Images should be left out, and everything else in the listing reproduced exactly.

------------------------------------

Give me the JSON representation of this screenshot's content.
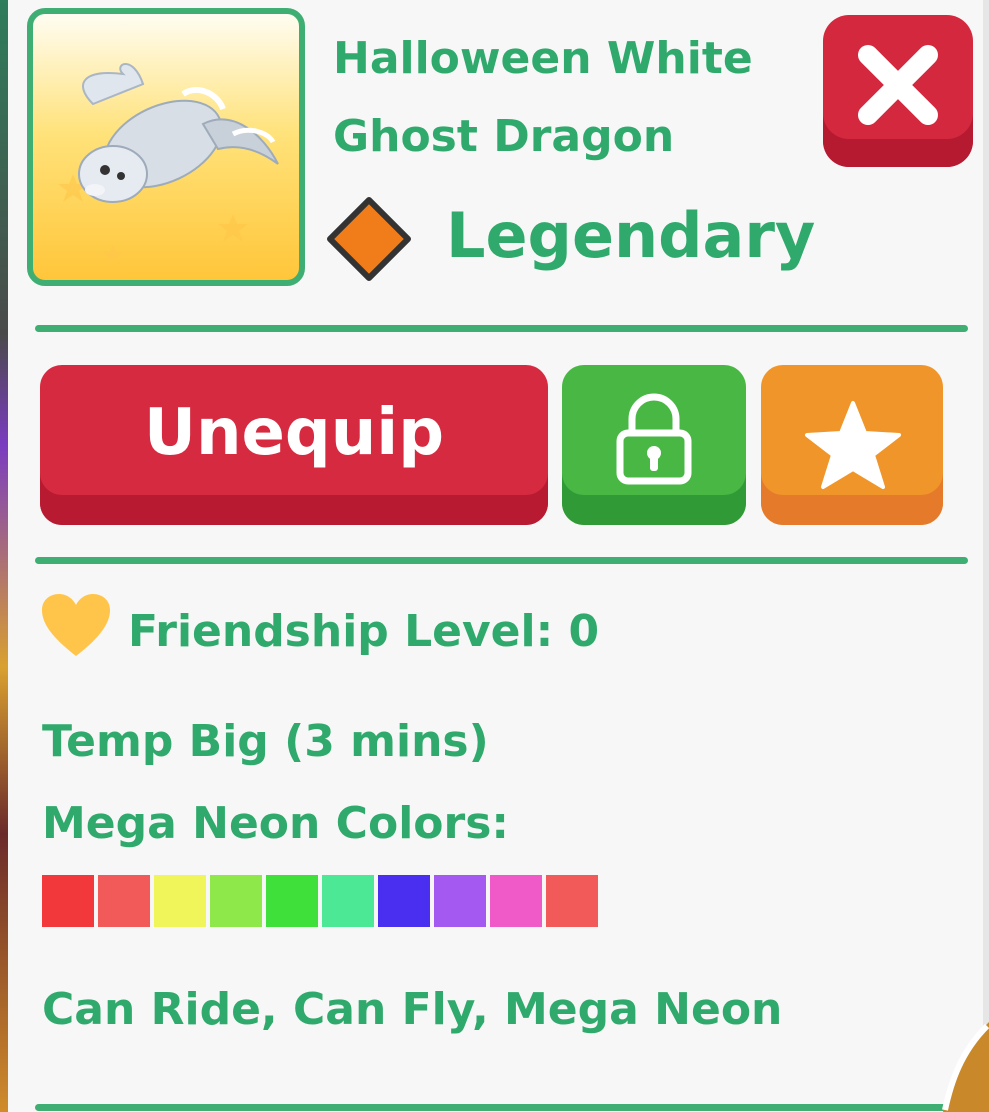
{
  "pet": {
    "name_line1": "Halloween White",
    "name_line2": "Ghost Dragon",
    "rarity": "Legendary",
    "rarity_color": "#f07d1a",
    "image_icon": "ghost-dragon-icon"
  },
  "actions": {
    "unequip_label": "Unequip",
    "lock_icon": "lock-icon",
    "favorite_icon": "star-icon",
    "close_icon": "close-icon"
  },
  "stats": {
    "friendship_label": "Friendship Level: 0",
    "temp_big": "Temp Big (3 mins)",
    "colors_label": "Mega Neon Colors:",
    "abilities": "Can Ride, Can Fly, Mega Neon"
  },
  "colors": {
    "accent": "#2faa6c",
    "neon_swatches": [
      "#f2383a",
      "#f25a5a",
      "#f0f55a",
      "#8ee84a",
      "#3fe03a",
      "#4de895",
      "#4b2ff0",
      "#a45af0",
      "#f05ac8",
      "#f25a5a"
    ]
  }
}
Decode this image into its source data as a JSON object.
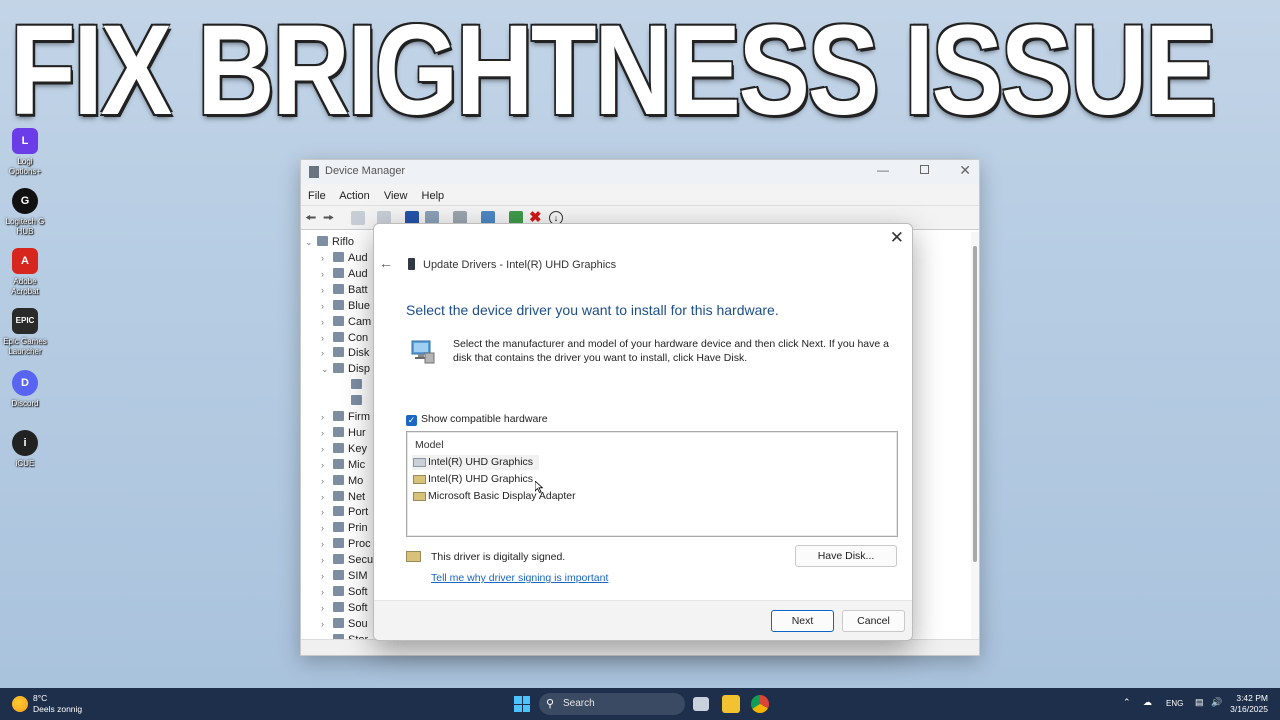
{
  "banner": {
    "title": "FIX BRIGHTNESS ISSUE"
  },
  "desktop": {
    "icons": [
      {
        "label": "Logi Options+",
        "symbol": "L",
        "color": "#6a3de8"
      },
      {
        "label": "Logitech G HUB",
        "symbol": "G",
        "color": "#111111"
      },
      {
        "label": "Adobe Acrobat",
        "symbol": "A",
        "color": "#d7261e"
      },
      {
        "label": "Epic Games Launcher",
        "symbol": "EPIC",
        "color": "#2a2a2a"
      },
      {
        "label": "Discord",
        "symbol": "D",
        "color": "#5865f2"
      },
      {
        "label": "iCUE",
        "symbol": "i",
        "color": "#222222"
      }
    ]
  },
  "device_manager": {
    "title": "Device Manager",
    "menu": [
      "File",
      "Action",
      "View",
      "Help"
    ],
    "tree_root": "Riflo",
    "tree_items": [
      "Aud",
      "Aud",
      "Batt",
      "Blue",
      "Cam",
      "Con",
      "Disk",
      "Disp",
      "",
      "",
      "Firm",
      "Hur",
      "Key",
      "Mic",
      "Mo",
      "Net",
      "Port",
      "Prin",
      "Proc",
      "Secu",
      "SIM",
      "Soft",
      "Soft",
      "Sou",
      "Stor"
    ]
  },
  "dialog": {
    "header": "Update Drivers - Intel(R) UHD Graphics",
    "heading": "Select the device driver you want to install for this hardware.",
    "description": "Select the manufacturer and model of your hardware device and then click Next. If you have a disk that contains the driver you want to install, click Have Disk.",
    "show_compatible": {
      "label": "Show compatible hardware",
      "checked": true
    },
    "model_header": "Model",
    "models": [
      "Intel(R) UHD Graphics",
      "Intel(R) UHD Graphics",
      "Microsoft Basic Display Adapter"
    ],
    "selected_model_index": 0,
    "signed_text": "This driver is digitally signed.",
    "signing_link": "Tell me why driver signing is important",
    "have_disk": "Have Disk...",
    "next": "Next",
    "cancel": "Cancel"
  },
  "taskbar": {
    "temperature": "8°C",
    "weather": "Deels zonnig",
    "search_placeholder": "Search",
    "language": "ENG",
    "time": "3:42 PM",
    "date": "3/16/2025"
  }
}
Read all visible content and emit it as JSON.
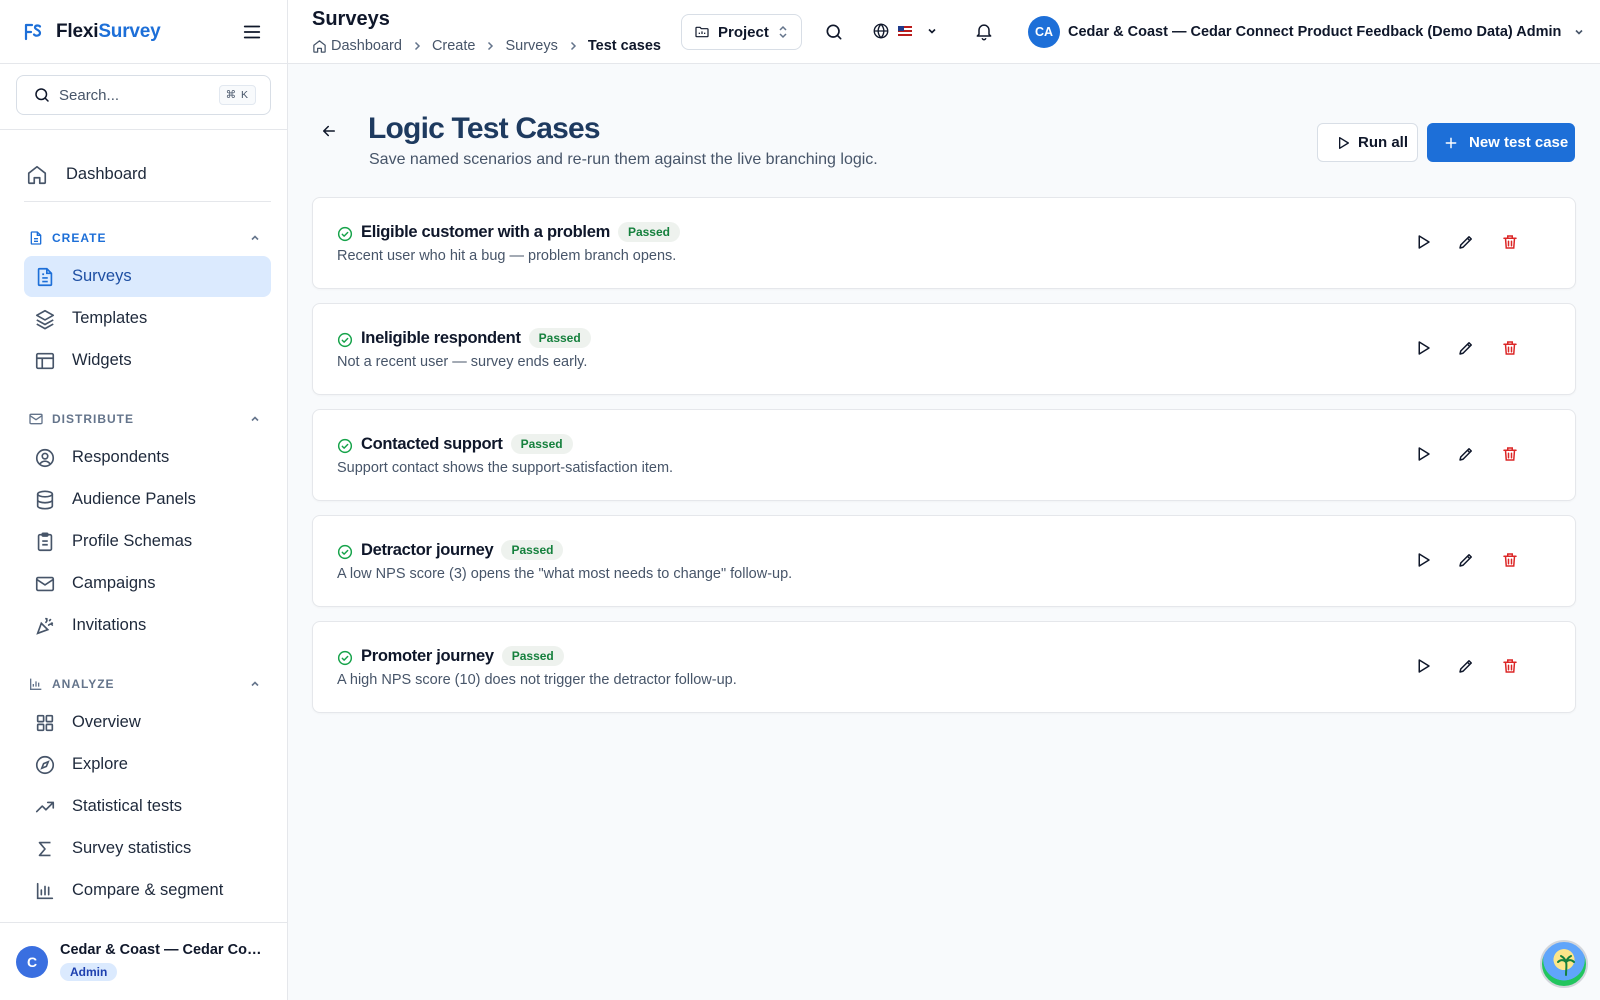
{
  "brand": {
    "name_part1": "Flexi",
    "name_part2": "Survey"
  },
  "sidebar": {
    "search": {
      "placeholder": "Search...",
      "shortcut": "⌘ K"
    },
    "dashboard_label": "Dashboard",
    "sections": [
      {
        "label": "CREATE",
        "items": [
          {
            "label": "Surveys",
            "icon": "file-text-icon",
            "active": true
          },
          {
            "label": "Templates",
            "icon": "layers-icon"
          },
          {
            "label": "Widgets",
            "icon": "layout-icon"
          }
        ]
      },
      {
        "label": "DISTRIBUTE",
        "items": [
          {
            "label": "Respondents",
            "icon": "user-circle-icon"
          },
          {
            "label": "Audience Panels",
            "icon": "database-icon"
          },
          {
            "label": "Profile Schemas",
            "icon": "clipboard-list-icon"
          },
          {
            "label": "Campaigns",
            "icon": "mail-icon"
          },
          {
            "label": "Invitations",
            "icon": "party-popper-icon"
          }
        ]
      },
      {
        "label": "ANALYZE",
        "items": [
          {
            "label": "Overview",
            "icon": "grid-icon"
          },
          {
            "label": "Explore",
            "icon": "compass-icon"
          },
          {
            "label": "Statistical tests",
            "icon": "trending-up-icon"
          },
          {
            "label": "Survey statistics",
            "icon": "sigma-icon"
          },
          {
            "label": "Compare & segment",
            "icon": "bar-chart-icon"
          }
        ]
      }
    ],
    "footer": {
      "avatar_initial": "C",
      "org_name": "Cedar & Coast — Cedar Connect Product Feedback (Demo Data) Admin",
      "role": "Admin"
    }
  },
  "header": {
    "title": "Surveys",
    "breadcrumb": [
      "Dashboard",
      "Create",
      "Surveys",
      "Test cases"
    ],
    "project_label": "Project",
    "user": {
      "initials": "CA",
      "name": "Cedar & Coast — Cedar Connect Product Feedback (Demo Data) Admin"
    }
  },
  "main": {
    "title": "Logic Test Cases",
    "subtitle": "Save named scenarios and re-run them against the live branching logic.",
    "run_all_label": "Run all",
    "new_test_label": "New test case",
    "test_cases": [
      {
        "name": "Eligible customer with a problem",
        "status": "Passed",
        "description": "Recent user who hit a bug — problem branch opens."
      },
      {
        "name": "Ineligible respondent",
        "status": "Passed",
        "description": "Not a recent user — survey ends early."
      },
      {
        "name": "Contacted support",
        "status": "Passed",
        "description": "Support contact shows the support-satisfaction item."
      },
      {
        "name": "Detractor journey",
        "status": "Passed",
        "description": "A low NPS score (3) opens the \"what most needs to change\" follow-up."
      },
      {
        "name": "Promoter journey",
        "status": "Passed",
        "description": "A high NPS score (10) does not trigger the detractor follow-up."
      }
    ]
  },
  "colors": {
    "accent": "#1d6fd8",
    "passed": "#16a34a",
    "delete": "#dc2626",
    "active_bg": "#dbeafe"
  }
}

------------------------------------

## Answer to this problem:
Give me the JSON representation of this screenshot's content.
{
  "pet": {
    "name_line1": "Halloween White",
    "name_line2": "Ghost Dragon",
    "rarity": "Legendary",
    "rarity_color": "#f07d1a",
    "image_icon": "ghost-dragon-icon"
  },
  "actions": {
    "unequip_label": "Unequip",
    "lock_icon": "lock-icon",
    "favorite_icon": "star-icon",
    "close_icon": "close-icon"
  },
  "stats": {
    "friendship_label": "Friendship Level: 0",
    "temp_big": "Temp Big (3 mins)",
    "colors_label": "Mega Neon Colors:",
    "abilities": "Can Ride, Can Fly, Mega Neon"
  },
  "colors": {
    "accent": "#2faa6c",
    "neon_swatches": [
      "#f2383a",
      "#f25a5a",
      "#f0f55a",
      "#8ee84a",
      "#3fe03a",
      "#4de895",
      "#4b2ff0",
      "#a45af0",
      "#f05ac8",
      "#f25a5a"
    ]
  }
}
Decode this image into its source data as a JSON object.
{
  "banner": {
    "title": "FIX BRIGHTNESS ISSUE"
  },
  "desktop": {
    "icons": [
      {
        "label": "Logi Options+",
        "symbol": "L",
        "color": "#6a3de8"
      },
      {
        "label": "Logitech G HUB",
        "symbol": "G",
        "color": "#111111"
      },
      {
        "label": "Adobe Acrobat",
        "symbol": "A",
        "color": "#d7261e"
      },
      {
        "label": "Epic Games Launcher",
        "symbol": "EPIC",
        "color": "#2a2a2a"
      },
      {
        "label": "Discord",
        "symbol": "D",
        "color": "#5865f2"
      },
      {
        "label": "iCUE",
        "symbol": "i",
        "color": "#222222"
      }
    ]
  },
  "device_manager": {
    "title": "Device Manager",
    "menu": [
      "File",
      "Action",
      "View",
      "Help"
    ],
    "tree_root": "Riflo",
    "tree_items": [
      "Aud",
      "Aud",
      "Batt",
      "Blue",
      "Cam",
      "Con",
      "Disk",
      "Disp",
      "",
      "",
      "Firm",
      "Hur",
      "Key",
      "Mic",
      "Mo",
      "Net",
      "Port",
      "Prin",
      "Proc",
      "Secu",
      "SIM",
      "Soft",
      "Soft",
      "Sou",
      "Stor"
    ]
  },
  "dialog": {
    "header": "Update Drivers - Intel(R) UHD Graphics",
    "heading": "Select the device driver you want to install for this hardware.",
    "description": "Select the manufacturer and model of your hardware device and then click Next. If you have a disk that contains the driver you want to install, click Have Disk.",
    "show_compatible": {
      "label": "Show compatible hardware",
      "checked": true
    },
    "model_header": "Model",
    "models": [
      "Intel(R) UHD Graphics",
      "Intel(R) UHD Graphics",
      "Microsoft Basic Display Adapter"
    ],
    "selected_model_index": 0,
    "signed_text": "This driver is digitally signed.",
    "signing_link": "Tell me why driver signing is important",
    "have_disk": "Have Disk...",
    "next": "Next",
    "cancel": "Cancel"
  },
  "taskbar": {
    "temperature": "8°C",
    "weather": "Deels zonnig",
    "search_placeholder": "Search",
    "language": "ENG",
    "time": "3:42 PM",
    "date": "3/16/2025"
  }
}
Read all visible content and emit it as JSON.
{
  "brand": {
    "name_part1": "Flexi",
    "name_part2": "Survey"
  },
  "sidebar": {
    "search": {
      "placeholder": "Search...",
      "shortcut": "⌘ K"
    },
    "dashboard_label": "Dashboard",
    "sections": [
      {
        "label": "CREATE",
        "items": [
          {
            "label": "Surveys",
            "icon": "file-text-icon",
            "active": true
          },
          {
            "label": "Templates",
            "icon": "layers-icon"
          },
          {
            "label": "Widgets",
            "icon": "layout-icon"
          }
        ]
      },
      {
        "label": "DISTRIBUTE",
        "items": [
          {
            "label": "Respondents",
            "icon": "user-circle-icon"
          },
          {
            "label": "Audience Panels",
            "icon": "database-icon"
          },
          {
            "label": "Profile Schemas",
            "icon": "clipboard-list-icon"
          },
          {
            "label": "Campaigns",
            "icon": "mail-icon"
          },
          {
            "label": "Invitations",
            "icon": "party-popper-icon"
          }
        ]
      },
      {
        "label": "ANALYZE",
        "items": [
          {
            "label": "Overview",
            "icon": "grid-icon"
          },
          {
            "label": "Explore",
            "icon": "compass-icon"
          },
          {
            "label": "Statistical tests",
            "icon": "trending-up-icon"
          },
          {
            "label": "Survey statistics",
            "icon": "sigma-icon"
          },
          {
            "label": "Compare & segment",
            "icon": "bar-chart-icon"
          }
        ]
      }
    ],
    "footer": {
      "avatar_initial": "C",
      "org_name": "Cedar & Coast — Cedar Connect Product Feedback (Demo Data) Admin",
      "role": "Admin"
    }
  },
  "header": {
    "title": "Surveys",
    "breadcrumb": [
      "Dashboard",
      "Create",
      "Surveys",
      "Test cases"
    ],
    "project_label": "Project",
    "user": {
      "initials": "CA",
      "name": "Cedar & Coast — Cedar Connect Product Feedback (Demo Data) Admin"
    }
  },
  "main": {
    "title": "Logic Test Cases",
    "subtitle": "Save named scenarios and re-run them against the live branching logic.",
    "run_all_label": "Run all",
    "new_test_label": "New test case",
    "test_cases": [
      {
        "name": "Eligible customer with a problem",
        "status": "Passed",
        "description": "Recent user who hit a bug — problem branch opens."
      },
      {
        "name": "Ineligible respondent",
        "status": "Passed",
        "description": "Not a recent user — survey ends early."
      },
      {
        "name": "Contacted support",
        "status": "Passed",
        "description": "Support contact shows the support-satisfaction item."
      },
      {
        "name": "Detractor journey",
        "status": "Passed",
        "description": "A low NPS score (3) opens the \"what most needs to change\" follow-up."
      },
      {
        "name": "Promoter journey",
        "status": "Passed",
        "description": "A high NPS score (10) does not trigger the detractor follow-up."
      }
    ]
  },
  "colors": {
    "accent": "#1d6fd8",
    "passed": "#16a34a",
    "delete": "#dc2626",
    "active_bg": "#dbeafe"
  }
}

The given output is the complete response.